Exercise directions: Lift every line from the entries that includes the word "this".

Entries shown:
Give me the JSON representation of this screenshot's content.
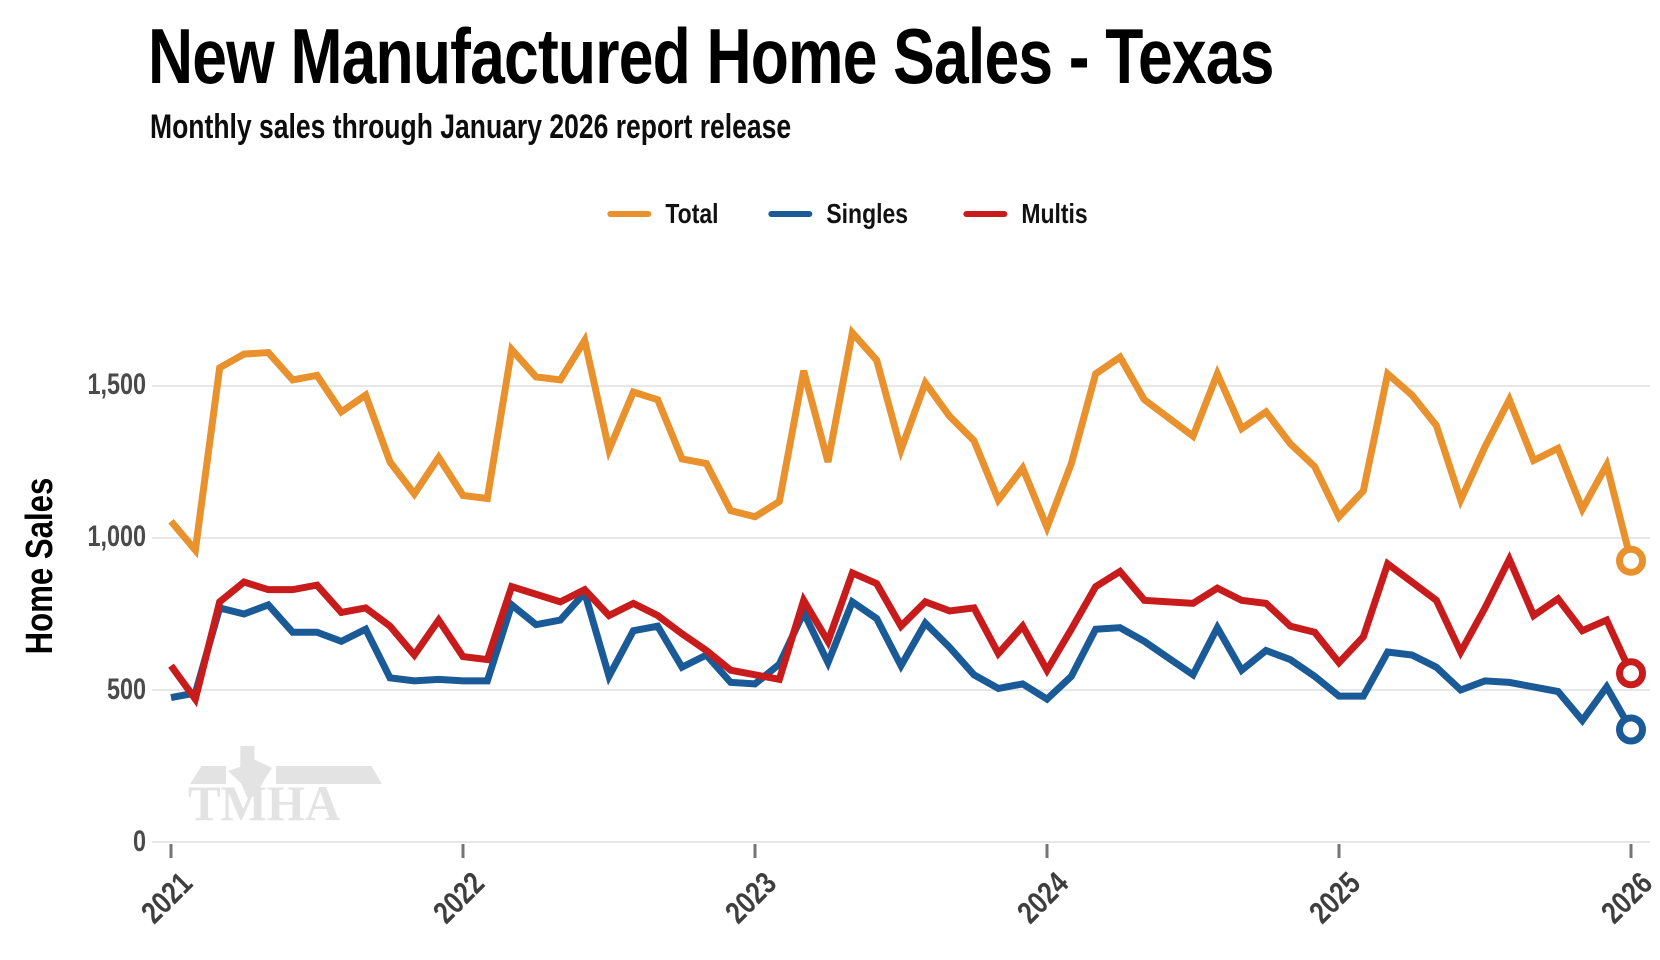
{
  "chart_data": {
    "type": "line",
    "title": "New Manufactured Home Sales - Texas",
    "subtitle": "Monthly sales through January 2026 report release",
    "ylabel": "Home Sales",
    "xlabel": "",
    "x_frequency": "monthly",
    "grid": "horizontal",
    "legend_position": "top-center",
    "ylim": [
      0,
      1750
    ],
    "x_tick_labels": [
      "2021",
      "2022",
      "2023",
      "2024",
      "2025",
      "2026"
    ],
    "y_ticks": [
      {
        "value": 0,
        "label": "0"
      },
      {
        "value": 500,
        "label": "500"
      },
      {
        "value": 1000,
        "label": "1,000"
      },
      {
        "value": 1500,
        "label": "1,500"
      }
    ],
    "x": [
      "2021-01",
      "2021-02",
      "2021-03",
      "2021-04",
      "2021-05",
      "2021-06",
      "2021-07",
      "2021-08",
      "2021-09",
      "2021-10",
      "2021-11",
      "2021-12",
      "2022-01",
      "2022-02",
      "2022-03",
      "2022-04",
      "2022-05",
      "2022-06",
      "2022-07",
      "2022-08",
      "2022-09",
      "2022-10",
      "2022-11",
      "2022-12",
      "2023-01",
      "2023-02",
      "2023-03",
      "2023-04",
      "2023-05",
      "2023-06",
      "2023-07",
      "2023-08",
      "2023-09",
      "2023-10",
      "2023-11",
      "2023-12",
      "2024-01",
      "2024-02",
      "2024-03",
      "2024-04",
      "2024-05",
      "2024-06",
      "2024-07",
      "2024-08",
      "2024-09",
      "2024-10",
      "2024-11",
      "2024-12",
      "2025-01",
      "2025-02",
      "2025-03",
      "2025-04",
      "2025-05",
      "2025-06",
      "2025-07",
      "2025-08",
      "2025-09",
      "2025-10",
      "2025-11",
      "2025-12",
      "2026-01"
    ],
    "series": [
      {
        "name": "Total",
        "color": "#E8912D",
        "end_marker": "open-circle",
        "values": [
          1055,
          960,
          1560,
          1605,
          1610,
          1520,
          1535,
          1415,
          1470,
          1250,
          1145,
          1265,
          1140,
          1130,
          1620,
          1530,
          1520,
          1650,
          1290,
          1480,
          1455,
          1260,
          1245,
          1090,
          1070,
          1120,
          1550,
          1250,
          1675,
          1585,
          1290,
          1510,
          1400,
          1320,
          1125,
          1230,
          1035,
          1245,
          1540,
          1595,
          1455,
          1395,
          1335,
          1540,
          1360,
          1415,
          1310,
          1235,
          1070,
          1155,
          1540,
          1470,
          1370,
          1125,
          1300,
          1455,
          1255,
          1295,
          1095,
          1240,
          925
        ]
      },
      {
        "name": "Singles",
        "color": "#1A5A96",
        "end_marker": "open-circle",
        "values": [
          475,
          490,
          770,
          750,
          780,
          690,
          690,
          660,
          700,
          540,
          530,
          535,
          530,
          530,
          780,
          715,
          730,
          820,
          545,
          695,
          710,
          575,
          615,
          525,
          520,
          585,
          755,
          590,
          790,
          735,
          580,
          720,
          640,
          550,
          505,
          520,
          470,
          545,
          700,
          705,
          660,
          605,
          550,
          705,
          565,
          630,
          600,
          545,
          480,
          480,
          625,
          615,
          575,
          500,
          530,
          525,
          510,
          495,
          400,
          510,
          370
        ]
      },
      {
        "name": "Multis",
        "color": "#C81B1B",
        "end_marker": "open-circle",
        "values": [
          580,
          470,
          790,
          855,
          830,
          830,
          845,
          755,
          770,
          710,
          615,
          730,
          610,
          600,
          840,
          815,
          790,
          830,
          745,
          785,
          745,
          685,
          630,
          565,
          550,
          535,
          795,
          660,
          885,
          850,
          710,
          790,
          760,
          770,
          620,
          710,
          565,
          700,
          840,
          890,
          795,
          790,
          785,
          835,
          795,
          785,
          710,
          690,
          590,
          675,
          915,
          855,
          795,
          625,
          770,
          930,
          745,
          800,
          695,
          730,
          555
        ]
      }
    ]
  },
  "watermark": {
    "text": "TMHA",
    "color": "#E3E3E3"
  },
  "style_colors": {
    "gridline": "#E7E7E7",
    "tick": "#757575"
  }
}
* * *
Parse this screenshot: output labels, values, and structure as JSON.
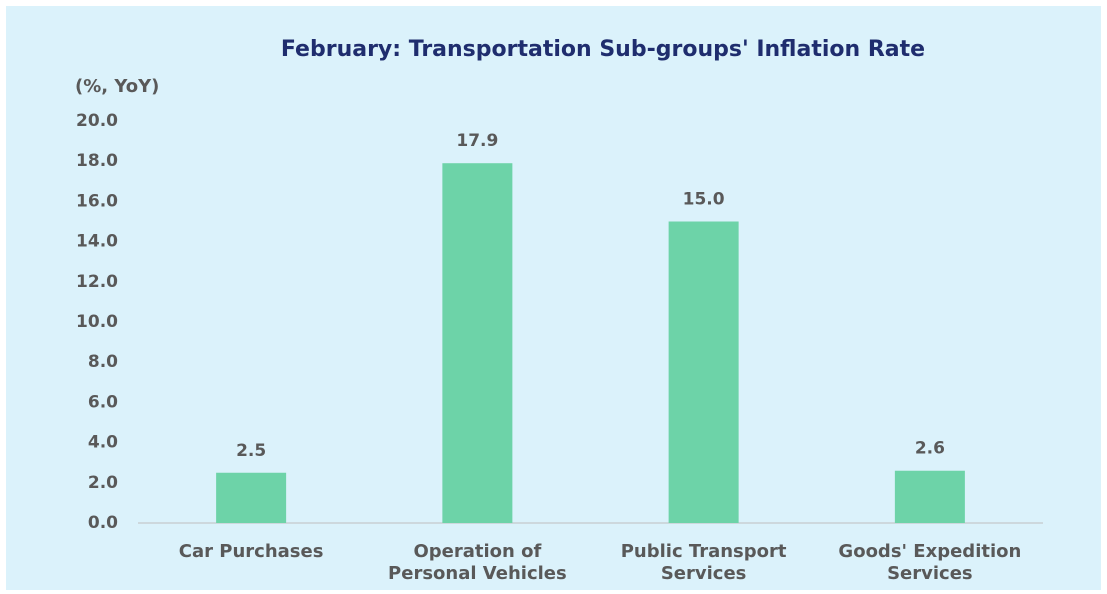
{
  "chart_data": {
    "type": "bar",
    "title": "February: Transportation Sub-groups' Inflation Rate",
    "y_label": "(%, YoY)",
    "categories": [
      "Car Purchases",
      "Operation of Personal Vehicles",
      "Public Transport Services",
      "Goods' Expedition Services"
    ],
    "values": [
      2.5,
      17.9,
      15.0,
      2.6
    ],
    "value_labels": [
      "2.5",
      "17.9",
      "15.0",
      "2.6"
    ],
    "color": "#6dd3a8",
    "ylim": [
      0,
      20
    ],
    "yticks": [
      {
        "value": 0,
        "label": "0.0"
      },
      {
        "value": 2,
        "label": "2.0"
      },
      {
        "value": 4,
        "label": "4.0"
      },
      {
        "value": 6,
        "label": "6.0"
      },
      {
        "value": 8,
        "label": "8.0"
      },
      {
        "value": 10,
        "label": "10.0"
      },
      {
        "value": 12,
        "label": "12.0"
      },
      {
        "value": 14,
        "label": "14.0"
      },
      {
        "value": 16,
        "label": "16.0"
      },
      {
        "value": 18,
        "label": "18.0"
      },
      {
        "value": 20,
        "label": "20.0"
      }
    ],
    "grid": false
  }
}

Worked answer:
Give me the JSON representation of this screenshot's content.
Parse this screenshot: output labels, values, and structure as JSON.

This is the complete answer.